Figure contents as structured data:
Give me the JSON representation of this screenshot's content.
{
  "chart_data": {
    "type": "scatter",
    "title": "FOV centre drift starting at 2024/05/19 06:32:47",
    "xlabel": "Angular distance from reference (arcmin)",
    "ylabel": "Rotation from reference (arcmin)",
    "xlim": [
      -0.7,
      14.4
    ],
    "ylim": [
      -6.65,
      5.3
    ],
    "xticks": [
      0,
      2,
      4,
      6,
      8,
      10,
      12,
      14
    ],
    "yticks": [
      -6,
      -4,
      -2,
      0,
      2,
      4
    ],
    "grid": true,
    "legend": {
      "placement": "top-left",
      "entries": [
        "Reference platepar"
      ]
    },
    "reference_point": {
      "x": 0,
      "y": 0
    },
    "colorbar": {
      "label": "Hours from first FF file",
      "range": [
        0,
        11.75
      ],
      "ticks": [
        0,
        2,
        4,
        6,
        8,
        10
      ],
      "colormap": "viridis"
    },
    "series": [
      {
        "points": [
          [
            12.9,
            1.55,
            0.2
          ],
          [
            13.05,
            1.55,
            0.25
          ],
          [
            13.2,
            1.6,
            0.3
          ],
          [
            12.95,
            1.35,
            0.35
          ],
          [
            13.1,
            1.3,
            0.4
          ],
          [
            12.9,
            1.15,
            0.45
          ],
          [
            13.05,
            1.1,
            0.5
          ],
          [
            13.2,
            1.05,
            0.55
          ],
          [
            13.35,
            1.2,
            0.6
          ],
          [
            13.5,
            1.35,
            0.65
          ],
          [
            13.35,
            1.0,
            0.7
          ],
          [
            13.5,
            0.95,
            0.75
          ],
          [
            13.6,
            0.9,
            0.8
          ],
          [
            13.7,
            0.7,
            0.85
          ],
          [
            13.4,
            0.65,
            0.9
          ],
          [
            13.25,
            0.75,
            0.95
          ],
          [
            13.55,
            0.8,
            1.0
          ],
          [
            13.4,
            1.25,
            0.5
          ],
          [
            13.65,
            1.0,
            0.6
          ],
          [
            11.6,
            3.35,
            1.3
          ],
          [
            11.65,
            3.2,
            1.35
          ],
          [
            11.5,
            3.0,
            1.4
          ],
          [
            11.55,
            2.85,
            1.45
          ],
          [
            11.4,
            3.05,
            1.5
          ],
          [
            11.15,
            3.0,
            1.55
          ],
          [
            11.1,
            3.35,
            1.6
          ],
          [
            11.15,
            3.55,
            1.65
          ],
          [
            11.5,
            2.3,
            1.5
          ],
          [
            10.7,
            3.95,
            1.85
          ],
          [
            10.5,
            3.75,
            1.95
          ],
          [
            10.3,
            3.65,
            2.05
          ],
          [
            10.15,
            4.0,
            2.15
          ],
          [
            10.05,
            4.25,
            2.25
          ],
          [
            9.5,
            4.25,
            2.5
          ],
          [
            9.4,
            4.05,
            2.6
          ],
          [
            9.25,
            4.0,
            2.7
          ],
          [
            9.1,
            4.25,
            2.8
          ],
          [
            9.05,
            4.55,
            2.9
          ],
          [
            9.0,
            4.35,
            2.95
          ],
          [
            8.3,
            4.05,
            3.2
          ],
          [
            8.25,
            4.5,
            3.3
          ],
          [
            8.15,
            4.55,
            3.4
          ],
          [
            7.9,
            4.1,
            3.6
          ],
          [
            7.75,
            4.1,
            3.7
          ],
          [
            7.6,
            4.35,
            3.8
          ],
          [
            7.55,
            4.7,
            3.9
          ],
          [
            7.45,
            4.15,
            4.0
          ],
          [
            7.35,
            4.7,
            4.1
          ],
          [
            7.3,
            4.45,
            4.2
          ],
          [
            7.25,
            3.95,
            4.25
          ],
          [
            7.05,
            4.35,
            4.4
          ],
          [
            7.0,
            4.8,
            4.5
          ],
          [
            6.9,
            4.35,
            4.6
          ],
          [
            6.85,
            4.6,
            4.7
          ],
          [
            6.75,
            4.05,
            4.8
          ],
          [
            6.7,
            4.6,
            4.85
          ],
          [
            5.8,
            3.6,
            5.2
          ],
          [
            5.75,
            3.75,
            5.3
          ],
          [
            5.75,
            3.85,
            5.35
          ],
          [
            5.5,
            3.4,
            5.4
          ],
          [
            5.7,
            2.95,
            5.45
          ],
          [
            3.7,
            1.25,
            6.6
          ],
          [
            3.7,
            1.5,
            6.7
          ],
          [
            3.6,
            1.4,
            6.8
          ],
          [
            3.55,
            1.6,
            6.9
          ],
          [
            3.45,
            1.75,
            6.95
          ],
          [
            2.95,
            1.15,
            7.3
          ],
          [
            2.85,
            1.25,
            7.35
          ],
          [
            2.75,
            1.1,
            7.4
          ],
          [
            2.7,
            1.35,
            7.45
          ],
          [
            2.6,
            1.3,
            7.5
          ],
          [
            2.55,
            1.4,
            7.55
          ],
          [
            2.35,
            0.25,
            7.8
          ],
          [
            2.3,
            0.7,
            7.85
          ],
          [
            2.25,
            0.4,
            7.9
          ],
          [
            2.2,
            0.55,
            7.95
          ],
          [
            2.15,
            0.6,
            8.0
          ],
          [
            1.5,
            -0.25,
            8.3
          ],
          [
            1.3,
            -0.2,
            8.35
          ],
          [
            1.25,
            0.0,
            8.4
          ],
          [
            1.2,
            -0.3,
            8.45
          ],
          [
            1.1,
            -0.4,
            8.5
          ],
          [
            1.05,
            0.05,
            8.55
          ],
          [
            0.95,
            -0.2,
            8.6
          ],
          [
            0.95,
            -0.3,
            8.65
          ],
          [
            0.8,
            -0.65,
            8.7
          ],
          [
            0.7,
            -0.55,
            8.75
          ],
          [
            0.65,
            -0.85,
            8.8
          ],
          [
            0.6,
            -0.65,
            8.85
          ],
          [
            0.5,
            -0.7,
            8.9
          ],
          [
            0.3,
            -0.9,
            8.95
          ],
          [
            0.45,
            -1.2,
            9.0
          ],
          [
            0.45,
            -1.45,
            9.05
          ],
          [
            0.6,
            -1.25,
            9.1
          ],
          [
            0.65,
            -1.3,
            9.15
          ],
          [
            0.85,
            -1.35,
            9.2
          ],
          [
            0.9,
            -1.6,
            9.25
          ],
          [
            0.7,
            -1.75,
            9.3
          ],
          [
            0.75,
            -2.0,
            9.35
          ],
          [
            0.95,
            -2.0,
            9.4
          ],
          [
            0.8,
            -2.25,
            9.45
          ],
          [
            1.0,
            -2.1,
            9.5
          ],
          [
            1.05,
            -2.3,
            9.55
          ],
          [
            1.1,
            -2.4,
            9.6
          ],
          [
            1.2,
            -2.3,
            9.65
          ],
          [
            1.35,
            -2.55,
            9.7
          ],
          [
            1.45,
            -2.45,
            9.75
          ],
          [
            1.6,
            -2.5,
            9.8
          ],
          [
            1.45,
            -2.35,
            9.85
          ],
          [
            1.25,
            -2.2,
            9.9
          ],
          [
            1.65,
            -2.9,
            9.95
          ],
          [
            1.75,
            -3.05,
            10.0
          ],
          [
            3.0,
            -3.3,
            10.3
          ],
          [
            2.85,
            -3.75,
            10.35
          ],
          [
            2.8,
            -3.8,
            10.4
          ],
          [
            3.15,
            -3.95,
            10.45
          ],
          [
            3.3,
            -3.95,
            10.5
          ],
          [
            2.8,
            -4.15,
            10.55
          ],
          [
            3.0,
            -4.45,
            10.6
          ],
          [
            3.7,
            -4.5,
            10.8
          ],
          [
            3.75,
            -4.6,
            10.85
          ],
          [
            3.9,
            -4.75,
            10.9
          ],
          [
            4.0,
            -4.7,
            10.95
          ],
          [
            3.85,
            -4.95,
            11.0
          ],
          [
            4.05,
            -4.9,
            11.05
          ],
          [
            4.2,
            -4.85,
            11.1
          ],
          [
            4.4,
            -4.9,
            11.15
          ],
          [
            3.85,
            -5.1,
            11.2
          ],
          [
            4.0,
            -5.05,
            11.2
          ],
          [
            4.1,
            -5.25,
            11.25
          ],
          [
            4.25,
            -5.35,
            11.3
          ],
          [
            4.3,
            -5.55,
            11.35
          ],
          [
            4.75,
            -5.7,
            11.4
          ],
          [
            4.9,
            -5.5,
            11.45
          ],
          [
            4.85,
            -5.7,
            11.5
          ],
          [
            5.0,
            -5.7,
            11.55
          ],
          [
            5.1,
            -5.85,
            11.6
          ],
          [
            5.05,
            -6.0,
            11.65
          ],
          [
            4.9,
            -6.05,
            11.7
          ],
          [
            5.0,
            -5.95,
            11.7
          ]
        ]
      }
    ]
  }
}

Short task: In the listing, find every line with the word "from" and state how many there are, nothing more.

Final result: 3